WHAT YOU NEED TO DO: Keep the pictures out of the copy and repeat the records exactly.

PROVIDED INFORMATION:
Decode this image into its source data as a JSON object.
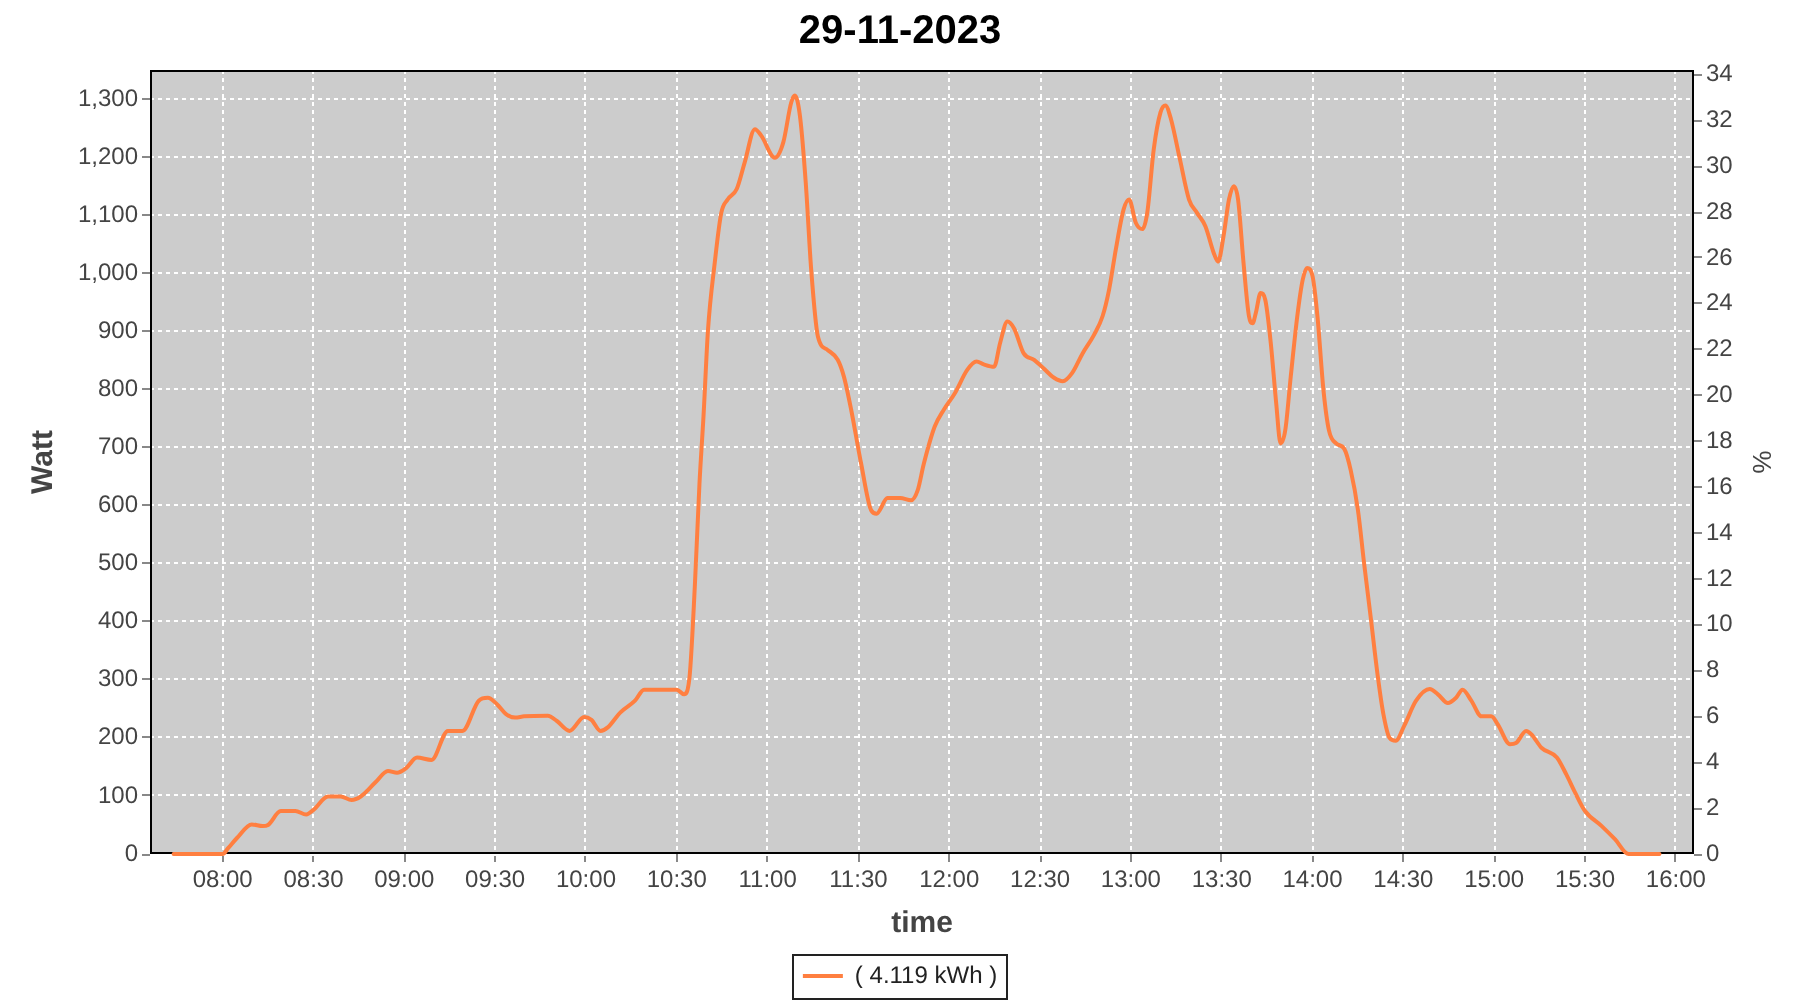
{
  "chart_data": {
    "type": "line",
    "title": "29-11-2023",
    "xlabel": "time",
    "ylabel": "Watt",
    "y2label": "%",
    "x": [
      7.73,
      8.0,
      8.03,
      8.08,
      8.16,
      8.22,
      8.25,
      8.32,
      8.4,
      8.46,
      8.5,
      8.58,
      8.65,
      8.71,
      8.76,
      8.84,
      8.91,
      8.96,
      9.01,
      9.07,
      9.15,
      9.24,
      9.32,
      9.41,
      9.46,
      9.51,
      9.56,
      9.61,
      9.66,
      9.79,
      9.84,
      9.91,
      9.99,
      10.03,
      10.08,
      10.12,
      10.19,
      10.27,
      10.32,
      10.4,
      10.5,
      10.54,
      10.57,
      10.6,
      10.625,
      10.647,
      10.672,
      10.709,
      10.745,
      10.78,
      10.83,
      10.874,
      10.93,
      10.965,
      11.04,
      11.086,
      11.13,
      11.15,
      11.178,
      11.21,
      11.24,
      11.277,
      11.33,
      11.386,
      11.42,
      11.46,
      11.515,
      11.57,
      11.6,
      11.66,
      11.73,
      11.79,
      11.826,
      11.86,
      11.92,
      11.97,
      12.03,
      12.1,
      12.15,
      12.19,
      12.247,
      12.28,
      12.32,
      12.357,
      12.41,
      12.467,
      12.52,
      12.577,
      12.625,
      12.676,
      12.734,
      12.797,
      12.844,
      12.88,
      12.917,
      12.96,
      12.99,
      13.027,
      13.063,
      13.09,
      13.126,
      13.163,
      13.19,
      13.22,
      13.27,
      13.32,
      13.364,
      13.41,
      13.456,
      13.48,
      13.51,
      13.54,
      13.566,
      13.59,
      13.62,
      13.65,
      13.67,
      13.688,
      13.714,
      13.74,
      13.77,
      13.8,
      13.824,
      13.85,
      13.88,
      13.916,
      13.946,
      13.97,
      14.0,
      14.027,
      14.06,
      14.09,
      14.13,
      14.174,
      14.21,
      14.25,
      14.284,
      14.32,
      14.36,
      14.39,
      14.424,
      14.458,
      14.505,
      14.57,
      14.645,
      14.69,
      14.745,
      14.79,
      14.826,
      14.874,
      14.93,
      14.984,
      15.02,
      15.087,
      15.12,
      15.176,
      15.205,
      15.26,
      15.345,
      15.397,
      15.445,
      15.5,
      15.592,
      15.666,
      15.74,
      15.91
    ],
    "series": [
      {
        "name": "( 4.119 kWh )",
        "color": "#ff7f40",
        "values": [
          0,
          0,
          10,
          28,
          51,
          48,
          50,
          74,
          74,
          68,
          76,
          99,
          99,
          93,
          99,
          123,
          143,
          140,
          148,
          166,
          162,
          212,
          212,
          264,
          269,
          258,
          241,
          235,
          237,
          238,
          229,
          212,
          236,
          231,
          212,
          218,
          244,
          264,
          283,
          283,
          283,
          275,
          304,
          465,
          638,
          753,
          903,
          1018,
          1104,
          1127,
          1145,
          1191,
          1248,
          1237,
          1199,
          1225,
          1294,
          1306,
          1271,
          1156,
          1006,
          891,
          868,
          851,
          822,
          765,
          672,
          592,
          586,
          613,
          613,
          609,
          626,
          672,
          736,
          765,
          793,
          834,
          848,
          843,
          839,
          880,
          917,
          905,
          862,
          851,
          836,
          820,
          814,
          828,
          862,
          894,
          926,
          972,
          1041,
          1110,
          1127,
          1087,
          1076,
          1104,
          1214,
          1277,
          1289,
          1266,
          1196,
          1127,
          1104,
          1081,
          1035,
          1020,
          1064,
          1127,
          1150,
          1127,
          1018,
          926,
          914,
          932,
          966,
          954,
          880,
          776,
          707,
          730,
          822,
          926,
          989,
          1009,
          995,
          926,
          799,
          730,
          707,
          698,
          661,
          592,
          500,
          408,
          304,
          241,
          200,
          195,
          221,
          264,
          284,
          275,
          260,
          269,
          283,
          264,
          237,
          237,
          223,
          189,
          191,
          212,
          206,
          183,
          166,
          137,
          106,
          74,
          48,
          25,
          0,
          0
        ]
      }
    ],
    "xlim": [
      7.6,
      16.1
    ],
    "xticks": [
      {
        "value": 8,
        "label": "08:00"
      },
      {
        "value": 8.5,
        "label": "08:30"
      },
      {
        "value": 9,
        "label": "09:00"
      },
      {
        "value": 9.5,
        "label": "09:30"
      },
      {
        "value": 10,
        "label": "10:00"
      },
      {
        "value": 10.5,
        "label": "10:30"
      },
      {
        "value": 11,
        "label": "11:00"
      },
      {
        "value": 11.5,
        "label": "11:30"
      },
      {
        "value": 12,
        "label": "12:00"
      },
      {
        "value": 12.5,
        "label": "12:30"
      },
      {
        "value": 13,
        "label": "13:00"
      },
      {
        "value": 13.5,
        "label": "13:30"
      },
      {
        "value": 14,
        "label": "14:00"
      },
      {
        "value": 14.5,
        "label": "14:30"
      },
      {
        "value": 15,
        "label": "15:00"
      },
      {
        "value": 15.5,
        "label": "15:30"
      },
      {
        "value": 16,
        "label": "16:00"
      }
    ],
    "ylim": [
      0,
      1350
    ],
    "yticks": [
      0,
      100,
      200,
      300,
      400,
      500,
      600,
      700,
      800,
      900,
      {
        "value": 1000,
        "label": "1,000"
      },
      {
        "value": 1100,
        "label": "1,100"
      },
      {
        "value": 1200,
        "label": "1,200"
      },
      {
        "value": 1300,
        "label": "1,300"
      }
    ],
    "y2lim": [
      0,
      34.2
    ],
    "y2ticks": [
      0,
      2,
      4,
      6,
      8,
      10,
      12,
      14,
      16,
      18,
      20,
      22,
      24,
      26,
      28,
      30,
      32,
      34
    ],
    "grid": true,
    "legend": "bottom",
    "marker": "none"
  }
}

THE RESULT:
Decode this image into its source data as a JSON object.
{
  "chart_data": {
    "type": "line",
    "title": "29-11-2023",
    "xlabel": "time",
    "ylabel": "Watt",
    "y2label": "%",
    "x": [
      7.73,
      8.0,
      8.03,
      8.08,
      8.16,
      8.22,
      8.25,
      8.32,
      8.4,
      8.46,
      8.5,
      8.58,
      8.65,
      8.71,
      8.76,
      8.84,
      8.91,
      8.96,
      9.01,
      9.07,
      9.15,
      9.24,
      9.32,
      9.41,
      9.46,
      9.51,
      9.56,
      9.61,
      9.66,
      9.79,
      9.84,
      9.91,
      9.99,
      10.03,
      10.08,
      10.12,
      10.19,
      10.27,
      10.32,
      10.4,
      10.5,
      10.54,
      10.57,
      10.6,
      10.625,
      10.647,
      10.672,
      10.709,
      10.745,
      10.78,
      10.83,
      10.874,
      10.93,
      10.965,
      11.04,
      11.086,
      11.13,
      11.15,
      11.178,
      11.21,
      11.24,
      11.277,
      11.33,
      11.386,
      11.42,
      11.46,
      11.515,
      11.57,
      11.6,
      11.66,
      11.73,
      11.79,
      11.826,
      11.86,
      11.92,
      11.97,
      12.03,
      12.1,
      12.15,
      12.19,
      12.247,
      12.28,
      12.32,
      12.357,
      12.41,
      12.467,
      12.52,
      12.577,
      12.625,
      12.676,
      12.734,
      12.797,
      12.844,
      12.88,
      12.917,
      12.96,
      12.99,
      13.027,
      13.063,
      13.09,
      13.126,
      13.163,
      13.19,
      13.22,
      13.27,
      13.32,
      13.364,
      13.41,
      13.456,
      13.48,
      13.51,
      13.54,
      13.566,
      13.59,
      13.62,
      13.65,
      13.67,
      13.688,
      13.714,
      13.74,
      13.77,
      13.8,
      13.824,
      13.85,
      13.88,
      13.916,
      13.946,
      13.97,
      14.0,
      14.027,
      14.06,
      14.09,
      14.13,
      14.174,
      14.21,
      14.25,
      14.284,
      14.32,
      14.36,
      14.39,
      14.424,
      14.458,
      14.505,
      14.57,
      14.645,
      14.69,
      14.745,
      14.79,
      14.826,
      14.874,
      14.93,
      14.984,
      15.02,
      15.087,
      15.12,
      15.176,
      15.205,
      15.26,
      15.345,
      15.397,
      15.445,
      15.5,
      15.592,
      15.666,
      15.74,
      15.91
    ],
    "series": [
      {
        "name": "( 4.119 kWh )",
        "color": "#ff7f40",
        "values": [
          0,
          0,
          10,
          28,
          51,
          48,
          50,
          74,
          74,
          68,
          76,
          99,
          99,
          93,
          99,
          123,
          143,
          140,
          148,
          166,
          162,
          212,
          212,
          264,
          269,
          258,
          241,
          235,
          237,
          238,
          229,
          212,
          236,
          231,
          212,
          218,
          244,
          264,
          283,
          283,
          283,
          275,
          304,
          465,
          638,
          753,
          903,
          1018,
          1104,
          1127,
          1145,
          1191,
          1248,
          1237,
          1199,
          1225,
          1294,
          1306,
          1271,
          1156,
          1006,
          891,
          868,
          851,
          822,
          765,
          672,
          592,
          586,
          613,
          613,
          609,
          626,
          672,
          736,
          765,
          793,
          834,
          848,
          843,
          839,
          880,
          917,
          905,
          862,
          851,
          836,
          820,
          814,
          828,
          862,
          894,
          926,
          972,
          1041,
          1110,
          1127,
          1087,
          1076,
          1104,
          1214,
          1277,
          1289,
          1266,
          1196,
          1127,
          1104,
          1081,
          1035,
          1020,
          1064,
          1127,
          1150,
          1127,
          1018,
          926,
          914,
          932,
          966,
          954,
          880,
          776,
          707,
          730,
          822,
          926,
          989,
          1009,
          995,
          926,
          799,
          730,
          707,
          698,
          661,
          592,
          500,
          408,
          304,
          241,
          200,
          195,
          221,
          264,
          284,
          275,
          260,
          269,
          283,
          264,
          237,
          237,
          223,
          189,
          191,
          212,
          206,
          183,
          166,
          137,
          106,
          74,
          48,
          25,
          0,
          0
        ]
      }
    ],
    "xlim": [
      7.6,
      16.1
    ],
    "xticks": [
      {
        "value": 8,
        "label": "08:00"
      },
      {
        "value": 8.5,
        "label": "08:30"
      },
      {
        "value": 9,
        "label": "09:00"
      },
      {
        "value": 9.5,
        "label": "09:30"
      },
      {
        "value": 10,
        "label": "10:00"
      },
      {
        "value": 10.5,
        "label": "10:30"
      },
      {
        "value": 11,
        "label": "11:00"
      },
      {
        "value": 11.5,
        "label": "11:30"
      },
      {
        "value": 12,
        "label": "12:00"
      },
      {
        "value": 12.5,
        "label": "12:30"
      },
      {
        "value": 13,
        "label": "13:00"
      },
      {
        "value": 13.5,
        "label": "13:30"
      },
      {
        "value": 14,
        "label": "14:00"
      },
      {
        "value": 14.5,
        "label": "14:30"
      },
      {
        "value": 15,
        "label": "15:00"
      },
      {
        "value": 15.5,
        "label": "15:30"
      },
      {
        "value": 16,
        "label": "16:00"
      }
    ],
    "ylim": [
      0,
      1350
    ],
    "yticks": [
      0,
      100,
      200,
      300,
      400,
      500,
      600,
      700,
      800,
      900,
      {
        "value": 1000,
        "label": "1,000"
      },
      {
        "value": 1100,
        "label": "1,100"
      },
      {
        "value": 1200,
        "label": "1,200"
      },
      {
        "value": 1300,
        "label": "1,300"
      }
    ],
    "y2lim": [
      0,
      34.2
    ],
    "y2ticks": [
      0,
      2,
      4,
      6,
      8,
      10,
      12,
      14,
      16,
      18,
      20,
      22,
      24,
      26,
      28,
      30,
      32,
      34
    ],
    "grid": true,
    "legend": "bottom",
    "marker": "none"
  }
}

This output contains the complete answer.